** begin The data **

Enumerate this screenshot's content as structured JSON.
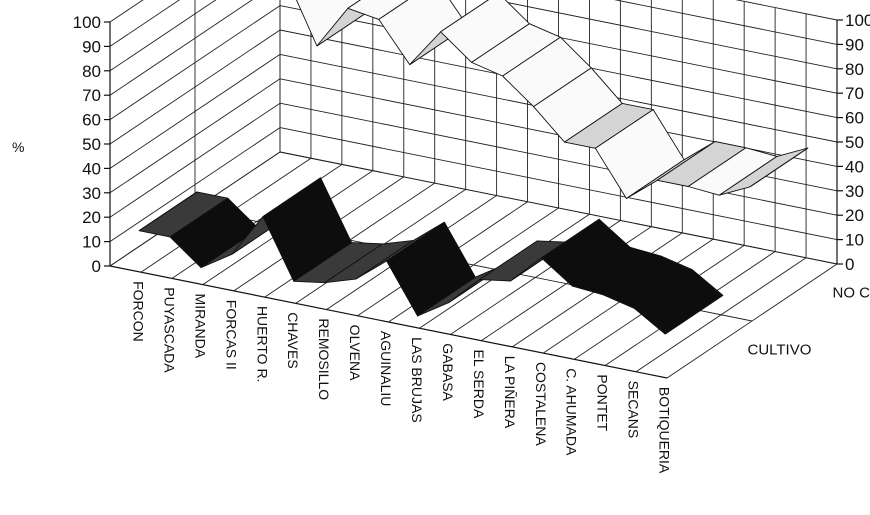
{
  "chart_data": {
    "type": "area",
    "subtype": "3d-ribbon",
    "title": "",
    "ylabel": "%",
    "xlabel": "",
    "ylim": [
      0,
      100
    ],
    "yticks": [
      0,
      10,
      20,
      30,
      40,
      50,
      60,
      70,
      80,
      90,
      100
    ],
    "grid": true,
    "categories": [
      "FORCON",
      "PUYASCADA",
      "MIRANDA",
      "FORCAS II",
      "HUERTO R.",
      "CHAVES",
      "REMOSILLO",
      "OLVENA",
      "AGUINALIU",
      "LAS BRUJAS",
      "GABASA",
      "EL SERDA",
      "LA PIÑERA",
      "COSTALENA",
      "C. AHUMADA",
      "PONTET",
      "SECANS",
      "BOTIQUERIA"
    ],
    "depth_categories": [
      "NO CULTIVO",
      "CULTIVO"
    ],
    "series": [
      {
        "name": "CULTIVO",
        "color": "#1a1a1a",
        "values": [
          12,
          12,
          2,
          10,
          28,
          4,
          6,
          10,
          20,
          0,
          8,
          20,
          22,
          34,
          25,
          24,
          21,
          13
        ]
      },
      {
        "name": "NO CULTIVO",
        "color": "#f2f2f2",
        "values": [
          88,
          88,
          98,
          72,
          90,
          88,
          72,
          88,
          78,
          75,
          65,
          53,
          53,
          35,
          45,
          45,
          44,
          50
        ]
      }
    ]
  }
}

** end The data **

* What this task involves *
Reproduce each line exactly as it appears, omitting the pictures.

* Result for this exercise *
Enumerate this screenshot's content as structured JSON.
{
  "chart_data": {
    "type": "area",
    "subtype": "3d-ribbon",
    "title": "",
    "ylabel": "%",
    "xlabel": "",
    "ylim": [
      0,
      100
    ],
    "yticks": [
      0,
      10,
      20,
      30,
      40,
      50,
      60,
      70,
      80,
      90,
      100
    ],
    "grid": true,
    "categories": [
      "FORCON",
      "PUYASCADA",
      "MIRANDA",
      "FORCAS II",
      "HUERTO R.",
      "CHAVES",
      "REMOSILLO",
      "OLVENA",
      "AGUINALIU",
      "LAS BRUJAS",
      "GABASA",
      "EL SERDA",
      "LA PIÑERA",
      "COSTALENA",
      "C. AHUMADA",
      "PONTET",
      "SECANS",
      "BOTIQUERIA"
    ],
    "depth_categories": [
      "NO CULTIVO",
      "CULTIVO"
    ],
    "series": [
      {
        "name": "CULTIVO",
        "color": "#1a1a1a",
        "values": [
          12,
          12,
          2,
          10,
          28,
          4,
          6,
          10,
          20,
          0,
          8,
          20,
          22,
          34,
          25,
          24,
          21,
          13
        ]
      },
      {
        "name": "NO CULTIVO",
        "color": "#f2f2f2",
        "values": [
          88,
          88,
          98,
          72,
          90,
          88,
          72,
          88,
          78,
          75,
          65,
          53,
          53,
          35,
          45,
          45,
          44,
          50
        ]
      }
    ]
  }
}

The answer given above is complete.